• **EXCERPTED PASSAGE**:
★ ★ ★ ★ ★
When comparing the CNN-based damage assessment approach to the shallow SVM approach, it is clear that the latter underperforms across all performance metrics. This finding can be explained by a deep learning architecture that is capable of learning very complex functions describing the data and increased predictability with larger training data sets. The process of designing input features to the SVM classifier shows that varied styles of buildings and surrounding vegetation might make it difficult to establish a unified building category solely based on variograms, necessitating the addition of Haralick texture and spectral features. The SVM struggles to distinguish between minor and major damage, suggesting again that the problem of correctly identifying these two classes is likely caused by their similarity and is common across all studied algorithms.
★ ★ ★ ★ ★
• **LISTED ENTRIES**:
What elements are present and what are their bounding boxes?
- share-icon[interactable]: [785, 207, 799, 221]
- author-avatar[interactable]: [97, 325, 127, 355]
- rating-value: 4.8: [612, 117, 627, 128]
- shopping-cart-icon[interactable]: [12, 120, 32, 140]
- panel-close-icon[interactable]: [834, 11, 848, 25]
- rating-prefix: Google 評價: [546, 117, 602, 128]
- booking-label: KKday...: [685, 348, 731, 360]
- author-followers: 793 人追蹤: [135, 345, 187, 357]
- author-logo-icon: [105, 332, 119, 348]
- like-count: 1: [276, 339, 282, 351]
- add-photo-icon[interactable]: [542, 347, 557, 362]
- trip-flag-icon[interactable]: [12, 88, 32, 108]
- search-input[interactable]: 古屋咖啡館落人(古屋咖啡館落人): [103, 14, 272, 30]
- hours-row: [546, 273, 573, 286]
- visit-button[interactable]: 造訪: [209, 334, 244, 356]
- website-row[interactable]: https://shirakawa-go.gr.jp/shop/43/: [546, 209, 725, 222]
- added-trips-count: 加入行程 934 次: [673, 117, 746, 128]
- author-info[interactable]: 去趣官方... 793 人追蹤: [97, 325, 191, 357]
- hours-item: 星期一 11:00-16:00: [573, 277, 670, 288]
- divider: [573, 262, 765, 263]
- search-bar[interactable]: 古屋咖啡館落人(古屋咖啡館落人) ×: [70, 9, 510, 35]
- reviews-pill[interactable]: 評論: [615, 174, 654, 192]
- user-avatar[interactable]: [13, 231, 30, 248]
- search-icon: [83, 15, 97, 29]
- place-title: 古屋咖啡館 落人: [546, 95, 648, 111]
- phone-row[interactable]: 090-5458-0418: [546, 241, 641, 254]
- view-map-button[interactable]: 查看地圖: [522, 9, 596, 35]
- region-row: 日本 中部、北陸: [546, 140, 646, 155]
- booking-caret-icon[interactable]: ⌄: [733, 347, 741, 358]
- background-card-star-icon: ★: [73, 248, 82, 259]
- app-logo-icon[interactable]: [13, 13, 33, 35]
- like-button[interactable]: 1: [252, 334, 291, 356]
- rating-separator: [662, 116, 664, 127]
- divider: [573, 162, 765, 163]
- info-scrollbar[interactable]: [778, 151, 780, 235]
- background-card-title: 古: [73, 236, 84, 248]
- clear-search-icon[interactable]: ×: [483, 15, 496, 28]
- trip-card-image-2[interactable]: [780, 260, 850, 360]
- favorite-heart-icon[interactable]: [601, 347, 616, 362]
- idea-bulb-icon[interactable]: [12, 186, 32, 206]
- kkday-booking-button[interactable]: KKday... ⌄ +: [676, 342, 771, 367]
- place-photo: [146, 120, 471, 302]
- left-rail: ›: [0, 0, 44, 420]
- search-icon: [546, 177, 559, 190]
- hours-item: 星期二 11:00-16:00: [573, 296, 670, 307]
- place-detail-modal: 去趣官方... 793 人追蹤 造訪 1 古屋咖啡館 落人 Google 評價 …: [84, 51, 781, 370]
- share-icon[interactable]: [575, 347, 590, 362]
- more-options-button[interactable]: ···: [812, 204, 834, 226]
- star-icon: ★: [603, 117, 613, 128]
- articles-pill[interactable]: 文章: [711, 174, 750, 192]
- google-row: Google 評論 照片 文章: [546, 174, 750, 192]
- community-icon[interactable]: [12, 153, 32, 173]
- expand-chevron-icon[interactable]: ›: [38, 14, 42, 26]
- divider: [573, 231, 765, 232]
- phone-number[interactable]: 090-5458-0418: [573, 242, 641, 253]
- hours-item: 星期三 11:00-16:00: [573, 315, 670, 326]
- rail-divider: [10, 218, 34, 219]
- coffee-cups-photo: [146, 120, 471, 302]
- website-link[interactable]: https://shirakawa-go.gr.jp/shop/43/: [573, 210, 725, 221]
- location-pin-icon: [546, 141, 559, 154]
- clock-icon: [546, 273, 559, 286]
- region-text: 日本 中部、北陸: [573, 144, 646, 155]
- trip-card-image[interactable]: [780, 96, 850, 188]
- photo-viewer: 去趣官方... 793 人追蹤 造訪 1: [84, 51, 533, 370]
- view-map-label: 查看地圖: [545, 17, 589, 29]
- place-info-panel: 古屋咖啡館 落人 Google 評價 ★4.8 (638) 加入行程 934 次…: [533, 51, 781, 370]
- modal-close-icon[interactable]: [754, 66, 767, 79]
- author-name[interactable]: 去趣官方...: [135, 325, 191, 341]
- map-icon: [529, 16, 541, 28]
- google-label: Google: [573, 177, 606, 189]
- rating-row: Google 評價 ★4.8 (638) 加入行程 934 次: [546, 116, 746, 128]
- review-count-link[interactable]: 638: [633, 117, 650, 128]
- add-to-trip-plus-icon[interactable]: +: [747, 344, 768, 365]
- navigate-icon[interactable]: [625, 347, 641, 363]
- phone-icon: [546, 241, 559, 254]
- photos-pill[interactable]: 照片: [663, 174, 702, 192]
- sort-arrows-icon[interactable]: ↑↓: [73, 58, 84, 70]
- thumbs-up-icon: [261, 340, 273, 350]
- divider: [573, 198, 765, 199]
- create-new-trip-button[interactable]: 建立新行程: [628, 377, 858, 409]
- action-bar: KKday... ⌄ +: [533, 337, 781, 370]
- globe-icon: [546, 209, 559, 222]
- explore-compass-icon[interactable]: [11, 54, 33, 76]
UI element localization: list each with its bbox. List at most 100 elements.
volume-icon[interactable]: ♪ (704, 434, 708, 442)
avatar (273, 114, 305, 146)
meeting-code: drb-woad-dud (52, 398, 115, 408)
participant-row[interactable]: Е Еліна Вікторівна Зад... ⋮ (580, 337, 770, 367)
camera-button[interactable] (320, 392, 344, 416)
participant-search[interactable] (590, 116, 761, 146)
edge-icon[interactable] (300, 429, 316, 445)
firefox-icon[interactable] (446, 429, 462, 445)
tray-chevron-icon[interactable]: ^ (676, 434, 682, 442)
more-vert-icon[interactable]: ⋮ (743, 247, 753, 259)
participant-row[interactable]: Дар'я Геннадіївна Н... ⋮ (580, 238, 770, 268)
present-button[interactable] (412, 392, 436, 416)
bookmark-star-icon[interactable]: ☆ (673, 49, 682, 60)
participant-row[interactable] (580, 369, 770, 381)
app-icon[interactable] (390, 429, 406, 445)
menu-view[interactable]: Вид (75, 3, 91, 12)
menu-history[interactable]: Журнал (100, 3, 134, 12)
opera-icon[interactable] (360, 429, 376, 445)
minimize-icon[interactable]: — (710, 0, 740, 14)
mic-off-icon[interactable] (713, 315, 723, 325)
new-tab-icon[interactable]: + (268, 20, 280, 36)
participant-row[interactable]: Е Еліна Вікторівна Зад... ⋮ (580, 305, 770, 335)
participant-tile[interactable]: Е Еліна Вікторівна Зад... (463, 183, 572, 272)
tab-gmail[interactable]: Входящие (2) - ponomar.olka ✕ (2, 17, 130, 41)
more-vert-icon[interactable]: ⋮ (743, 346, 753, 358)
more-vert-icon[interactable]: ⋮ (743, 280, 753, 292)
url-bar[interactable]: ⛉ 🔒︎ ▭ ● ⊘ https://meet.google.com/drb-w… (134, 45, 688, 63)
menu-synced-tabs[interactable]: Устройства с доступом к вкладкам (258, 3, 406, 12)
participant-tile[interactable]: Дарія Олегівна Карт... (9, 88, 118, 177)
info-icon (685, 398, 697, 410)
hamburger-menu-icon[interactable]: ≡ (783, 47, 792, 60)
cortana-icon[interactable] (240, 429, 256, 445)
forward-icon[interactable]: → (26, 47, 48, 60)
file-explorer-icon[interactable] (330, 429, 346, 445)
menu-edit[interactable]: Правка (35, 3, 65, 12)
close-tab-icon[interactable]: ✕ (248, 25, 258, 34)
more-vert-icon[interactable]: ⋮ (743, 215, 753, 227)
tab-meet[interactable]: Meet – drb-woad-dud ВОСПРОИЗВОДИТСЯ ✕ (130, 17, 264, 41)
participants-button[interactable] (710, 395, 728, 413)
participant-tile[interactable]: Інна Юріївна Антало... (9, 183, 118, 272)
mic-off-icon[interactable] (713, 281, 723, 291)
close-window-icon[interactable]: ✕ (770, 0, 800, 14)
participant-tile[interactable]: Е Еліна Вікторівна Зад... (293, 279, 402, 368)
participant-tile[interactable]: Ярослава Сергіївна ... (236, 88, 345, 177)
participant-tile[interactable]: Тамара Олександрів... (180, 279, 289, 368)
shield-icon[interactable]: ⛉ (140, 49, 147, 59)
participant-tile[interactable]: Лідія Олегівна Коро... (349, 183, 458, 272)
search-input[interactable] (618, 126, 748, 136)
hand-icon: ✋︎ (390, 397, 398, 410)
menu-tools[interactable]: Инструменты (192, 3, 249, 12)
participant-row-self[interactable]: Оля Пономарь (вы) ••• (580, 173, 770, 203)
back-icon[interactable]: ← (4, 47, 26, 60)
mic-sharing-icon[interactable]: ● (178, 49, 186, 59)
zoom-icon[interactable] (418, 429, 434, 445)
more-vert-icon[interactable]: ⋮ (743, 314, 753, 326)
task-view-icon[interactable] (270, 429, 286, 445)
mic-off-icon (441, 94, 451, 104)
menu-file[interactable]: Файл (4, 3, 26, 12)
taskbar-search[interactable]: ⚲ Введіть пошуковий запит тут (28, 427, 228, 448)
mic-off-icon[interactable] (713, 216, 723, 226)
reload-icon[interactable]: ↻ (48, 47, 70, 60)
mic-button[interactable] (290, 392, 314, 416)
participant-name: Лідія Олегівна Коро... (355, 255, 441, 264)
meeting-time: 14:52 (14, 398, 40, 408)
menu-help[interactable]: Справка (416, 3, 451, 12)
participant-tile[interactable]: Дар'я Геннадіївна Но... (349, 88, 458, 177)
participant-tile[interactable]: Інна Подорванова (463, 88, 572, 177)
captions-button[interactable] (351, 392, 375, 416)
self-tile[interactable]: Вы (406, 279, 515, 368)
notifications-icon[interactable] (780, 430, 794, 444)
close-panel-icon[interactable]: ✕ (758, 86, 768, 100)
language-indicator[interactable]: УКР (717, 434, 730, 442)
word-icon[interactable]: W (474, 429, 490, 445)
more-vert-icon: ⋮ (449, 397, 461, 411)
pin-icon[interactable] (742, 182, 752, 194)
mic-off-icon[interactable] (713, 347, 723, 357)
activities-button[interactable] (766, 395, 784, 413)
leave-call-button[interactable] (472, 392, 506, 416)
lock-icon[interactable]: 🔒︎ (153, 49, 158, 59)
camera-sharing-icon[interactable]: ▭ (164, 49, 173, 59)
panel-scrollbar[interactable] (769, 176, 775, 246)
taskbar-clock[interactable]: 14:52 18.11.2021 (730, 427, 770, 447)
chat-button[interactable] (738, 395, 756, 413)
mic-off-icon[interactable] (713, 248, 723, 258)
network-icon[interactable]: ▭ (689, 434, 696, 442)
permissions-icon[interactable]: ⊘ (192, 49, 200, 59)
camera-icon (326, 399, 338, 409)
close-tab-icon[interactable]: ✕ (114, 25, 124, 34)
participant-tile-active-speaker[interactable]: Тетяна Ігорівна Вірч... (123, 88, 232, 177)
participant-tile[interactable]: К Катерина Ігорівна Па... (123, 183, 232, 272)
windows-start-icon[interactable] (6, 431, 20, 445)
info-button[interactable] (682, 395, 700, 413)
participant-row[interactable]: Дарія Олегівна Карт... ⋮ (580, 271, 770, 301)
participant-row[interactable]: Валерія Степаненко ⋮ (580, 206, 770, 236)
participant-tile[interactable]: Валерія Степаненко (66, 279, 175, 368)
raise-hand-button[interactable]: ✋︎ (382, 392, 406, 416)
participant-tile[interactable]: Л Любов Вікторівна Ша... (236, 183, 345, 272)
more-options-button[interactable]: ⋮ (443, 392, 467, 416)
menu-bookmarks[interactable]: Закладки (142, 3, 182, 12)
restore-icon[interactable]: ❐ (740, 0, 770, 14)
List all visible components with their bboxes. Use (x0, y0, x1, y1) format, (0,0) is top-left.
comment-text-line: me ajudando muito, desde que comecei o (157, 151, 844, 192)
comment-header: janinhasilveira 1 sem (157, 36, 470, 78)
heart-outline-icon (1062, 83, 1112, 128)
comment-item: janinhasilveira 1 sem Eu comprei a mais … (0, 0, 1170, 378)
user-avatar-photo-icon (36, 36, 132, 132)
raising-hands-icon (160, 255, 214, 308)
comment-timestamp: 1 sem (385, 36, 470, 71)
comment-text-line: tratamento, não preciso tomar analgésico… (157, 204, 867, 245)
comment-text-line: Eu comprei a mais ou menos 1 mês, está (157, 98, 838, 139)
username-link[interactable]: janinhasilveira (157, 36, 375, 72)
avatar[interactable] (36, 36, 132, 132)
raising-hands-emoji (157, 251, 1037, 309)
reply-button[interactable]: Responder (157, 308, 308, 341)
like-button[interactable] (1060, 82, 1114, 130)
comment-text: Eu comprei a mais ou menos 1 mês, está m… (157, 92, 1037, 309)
★ ★ ★ ★ ★
• **INSTRUCTIONS TO FOLLOW**:
Answer these questions about the excerpted passage on damage assessment:
(a) Which approach underperforms across all performance metrics?
(b) What features had to be added to variograms when designing inputs for the SVM classifier?
(c) Which two damage classes does the SVM struggle to distinguish?

• **RESPONSE BELOW**:
(a) The shallow SVM approach.
(b) Haralick texture and spectral features.
(c) Minor damage and major damage.